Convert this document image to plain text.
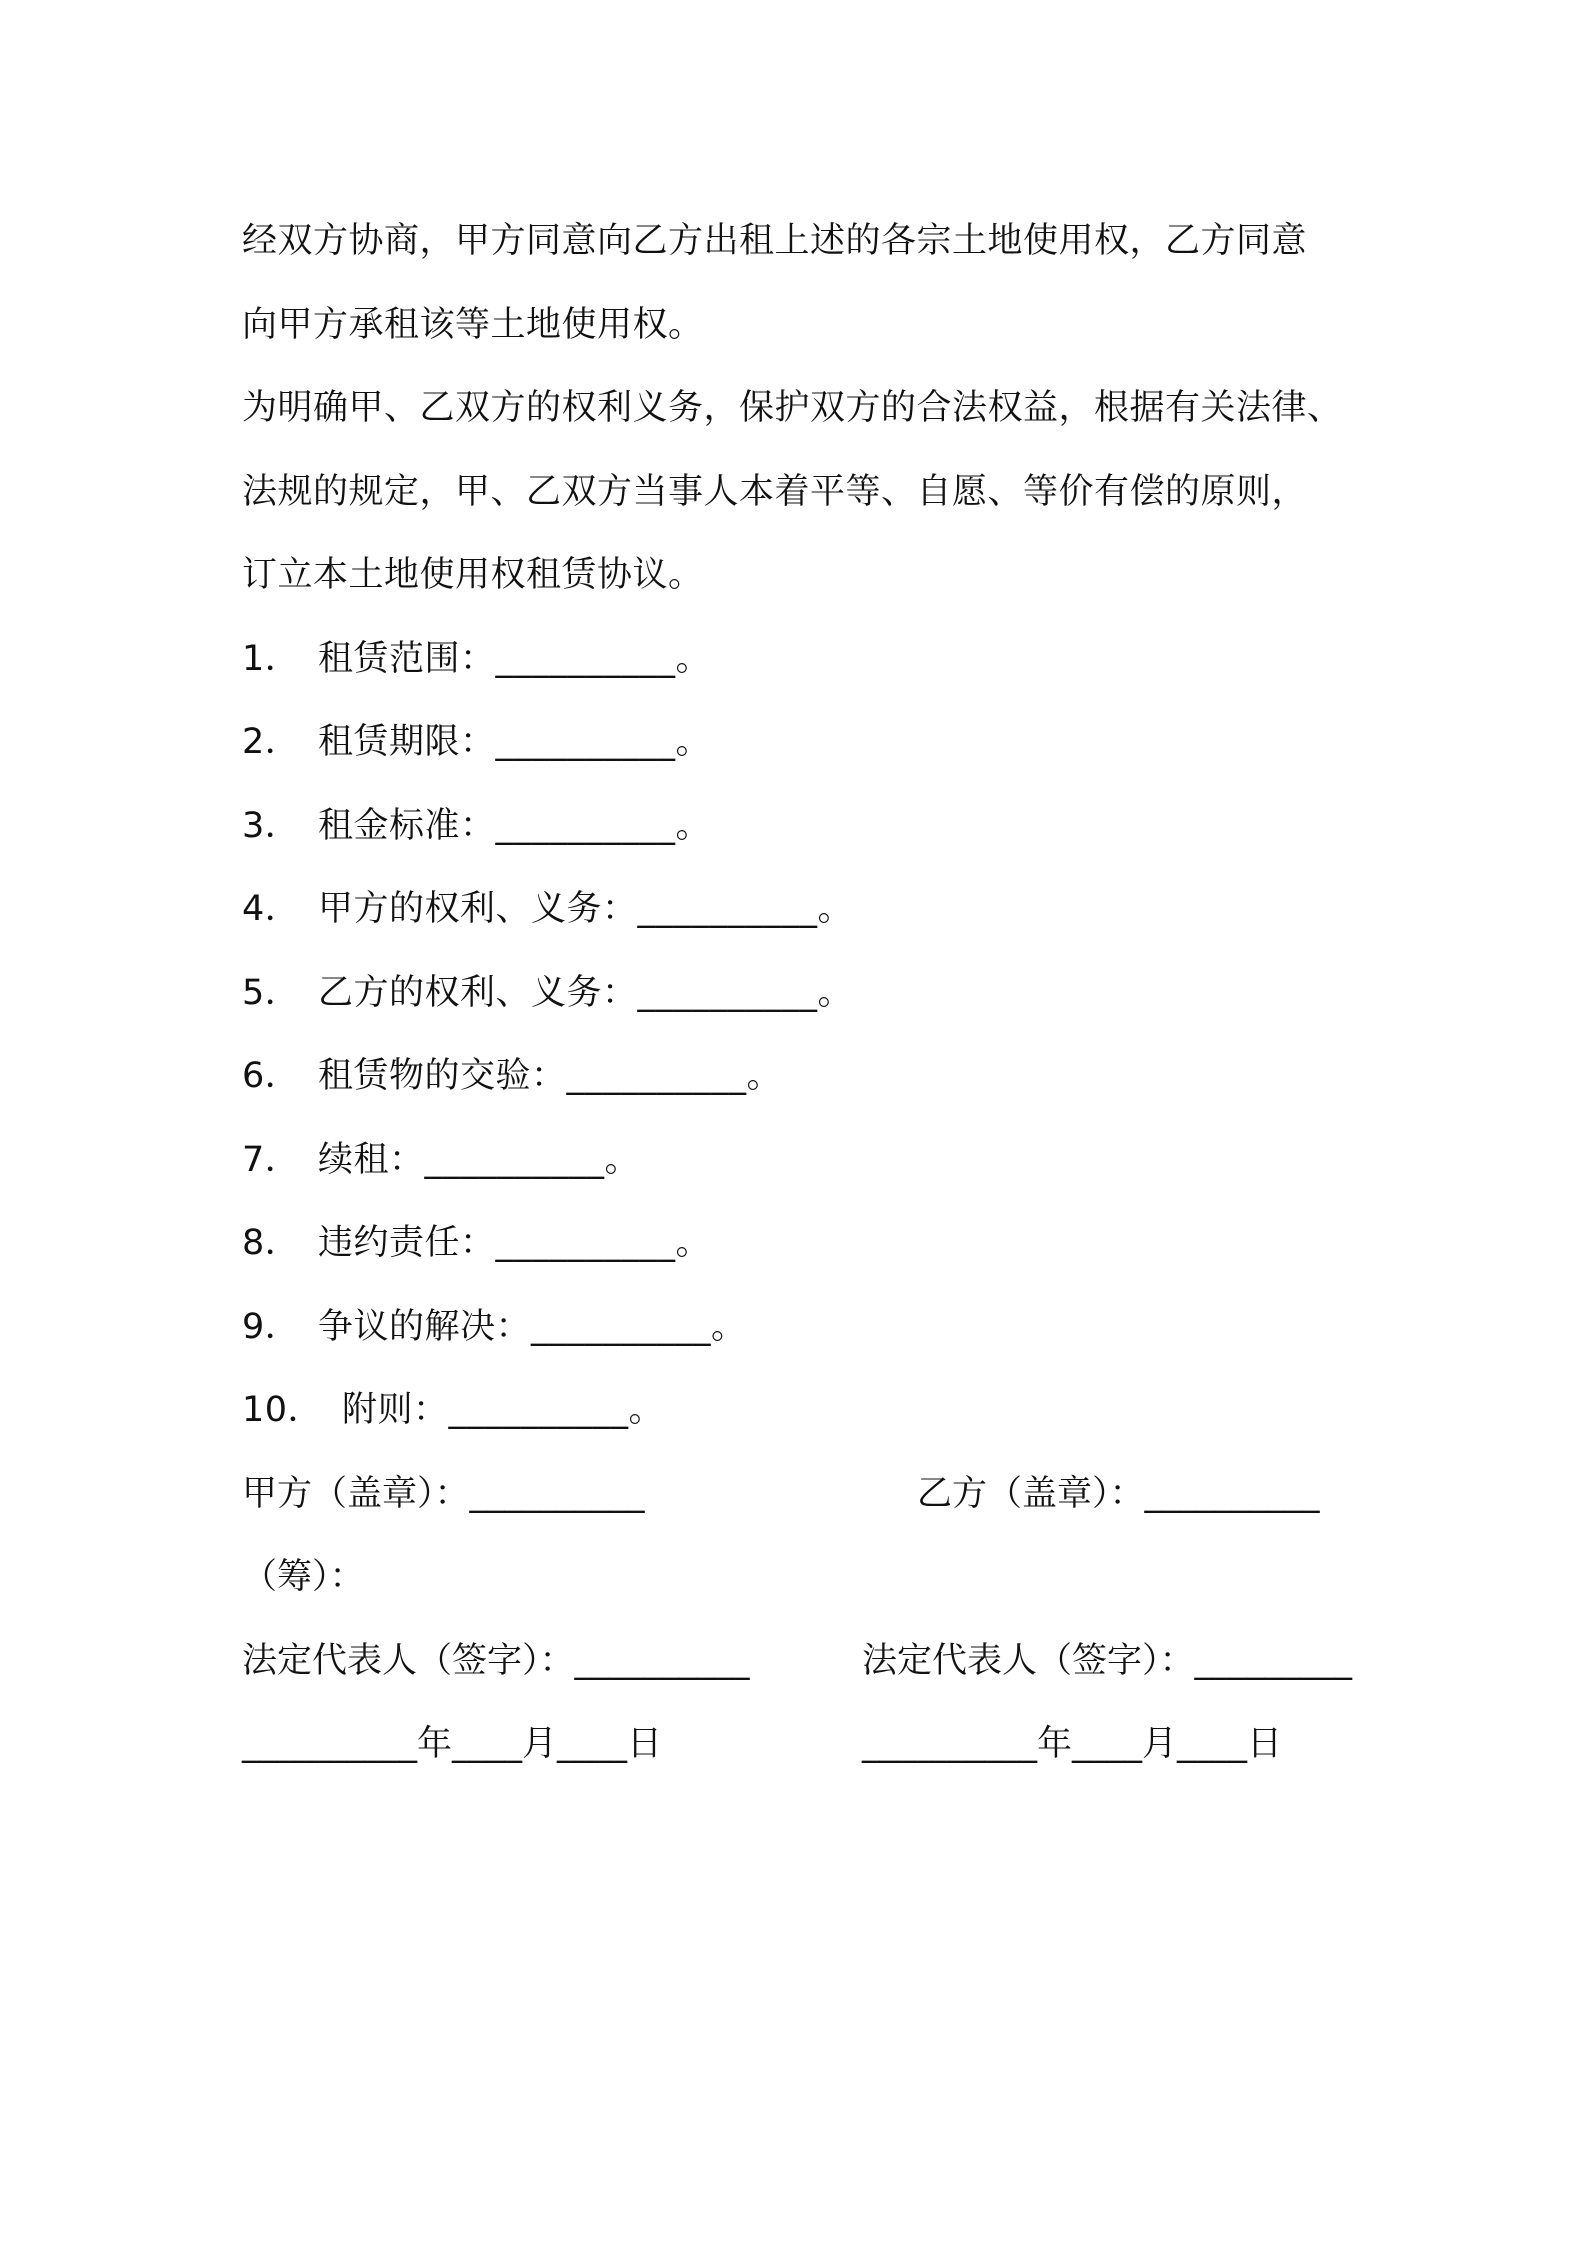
经双方协商，甲方同意向乙方出租上述的各宗土地使用权，乙方同意
向甲方承租该等土地使用权。
为明确甲、乙双方的权利义务，保护双方的合法权益，根据有关法律、
法规的规定，甲、乙双方当事人本着平等、自愿、等价有偿的原则，
订立本土地使用权租赁协议。
1． 租赁范围：__________。
2． 租赁期限：__________。
3． 租金标准：__________。
4． 甲方的权利、义务：__________。
5． 乙方的权利、义务：__________。
6． 租赁物的交验：__________。
7． 续租：__________。
8． 违约责任：__________。
9． 争议的解决：__________。
10． 附则：__________。
甲方（盖章）：__________	乙方（盖章）：__________
（筹）：
法定代表人（签字）：__________	法定代表人（签字）：_________
__________年____月____日	__________年____月____日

▸ STATED GOAL: Quote the listing above in full, except for the pictures.

▸ ANSWER FOR THE TASK:
Convert this document image to plain text.
经双方协商，甲方同意向乙方出租上述的各宗土地使用权，乙方同意
向甲方承租该等土地使用权。
为明确甲、乙双方的权利义务，保护双方的合法权益，根据有关法律、
法规的规定，甲、乙双方当事人本着平等、自愿、等价有偿的原则，
订立本土地使用权租赁协议。
1． 租赁范围：__________。
2． 租赁期限：__________。
3． 租金标准：__________。
4． 甲方的权利、义务：__________。
5． 乙方的权利、义务：__________。
6． 租赁物的交验：__________。
7． 续租：__________。
8． 违约责任：__________。
9． 争议的解决：__________。
10． 附则：__________。
甲方（盖章）：__________	乙方（盖章）：__________
（筹）：
法定代表人（签字）：__________	法定代表人（签字）：_________
__________年____月____日	__________年____月____日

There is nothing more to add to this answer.